(Stored dataset items)
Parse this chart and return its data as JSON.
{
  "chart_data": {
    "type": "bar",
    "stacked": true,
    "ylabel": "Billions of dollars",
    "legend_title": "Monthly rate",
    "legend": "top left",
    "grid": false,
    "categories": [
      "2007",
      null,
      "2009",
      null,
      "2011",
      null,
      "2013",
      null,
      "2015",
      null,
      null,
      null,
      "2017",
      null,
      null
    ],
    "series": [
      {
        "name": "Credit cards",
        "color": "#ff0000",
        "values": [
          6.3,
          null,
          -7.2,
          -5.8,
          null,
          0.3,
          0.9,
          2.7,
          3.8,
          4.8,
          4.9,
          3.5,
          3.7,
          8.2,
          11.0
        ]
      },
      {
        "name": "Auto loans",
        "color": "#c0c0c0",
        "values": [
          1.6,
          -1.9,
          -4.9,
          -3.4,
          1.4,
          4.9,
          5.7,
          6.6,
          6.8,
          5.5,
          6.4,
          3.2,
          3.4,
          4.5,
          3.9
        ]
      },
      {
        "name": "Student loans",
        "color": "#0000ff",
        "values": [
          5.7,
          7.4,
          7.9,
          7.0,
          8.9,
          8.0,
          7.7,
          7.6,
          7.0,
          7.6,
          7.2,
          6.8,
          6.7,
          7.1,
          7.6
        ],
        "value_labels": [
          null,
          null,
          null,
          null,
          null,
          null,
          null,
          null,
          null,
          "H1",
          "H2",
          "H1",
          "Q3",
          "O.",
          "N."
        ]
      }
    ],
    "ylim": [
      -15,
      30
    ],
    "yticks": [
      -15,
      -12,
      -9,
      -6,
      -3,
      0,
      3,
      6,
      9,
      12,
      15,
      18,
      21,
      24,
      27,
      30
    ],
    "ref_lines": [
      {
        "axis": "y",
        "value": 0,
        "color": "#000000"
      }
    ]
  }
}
...
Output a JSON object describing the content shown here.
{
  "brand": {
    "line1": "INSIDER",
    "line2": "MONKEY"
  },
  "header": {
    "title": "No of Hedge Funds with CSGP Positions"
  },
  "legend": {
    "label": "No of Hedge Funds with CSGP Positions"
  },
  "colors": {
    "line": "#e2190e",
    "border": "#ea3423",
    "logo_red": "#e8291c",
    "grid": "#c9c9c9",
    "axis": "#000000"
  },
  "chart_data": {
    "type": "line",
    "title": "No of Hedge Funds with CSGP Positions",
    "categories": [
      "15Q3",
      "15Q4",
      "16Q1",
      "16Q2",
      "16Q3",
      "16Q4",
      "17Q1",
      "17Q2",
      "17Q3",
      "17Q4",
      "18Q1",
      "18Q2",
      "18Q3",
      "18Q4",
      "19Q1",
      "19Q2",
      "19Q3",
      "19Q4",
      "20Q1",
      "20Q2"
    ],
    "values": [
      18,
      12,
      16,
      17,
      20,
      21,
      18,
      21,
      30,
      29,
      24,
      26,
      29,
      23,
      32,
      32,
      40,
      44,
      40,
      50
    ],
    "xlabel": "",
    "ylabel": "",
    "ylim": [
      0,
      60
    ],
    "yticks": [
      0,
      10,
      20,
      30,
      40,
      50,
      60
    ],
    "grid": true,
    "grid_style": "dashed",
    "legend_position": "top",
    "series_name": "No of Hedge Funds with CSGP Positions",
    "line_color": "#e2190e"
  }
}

◆ **EXERCISE INSTRUCTIONS**
Using the entries above, find all lines with "Funds". Copy them.

◆ **RESPONSE**
    "title": "No of Hedge Funds with CSGP Positions"
    "label": "No of Hedge Funds with CSGP Positions"
    "title": "No of Hedge Funds with CSGP Positions",
    "series_name": "No of Hedge Funds with CSGP Positions",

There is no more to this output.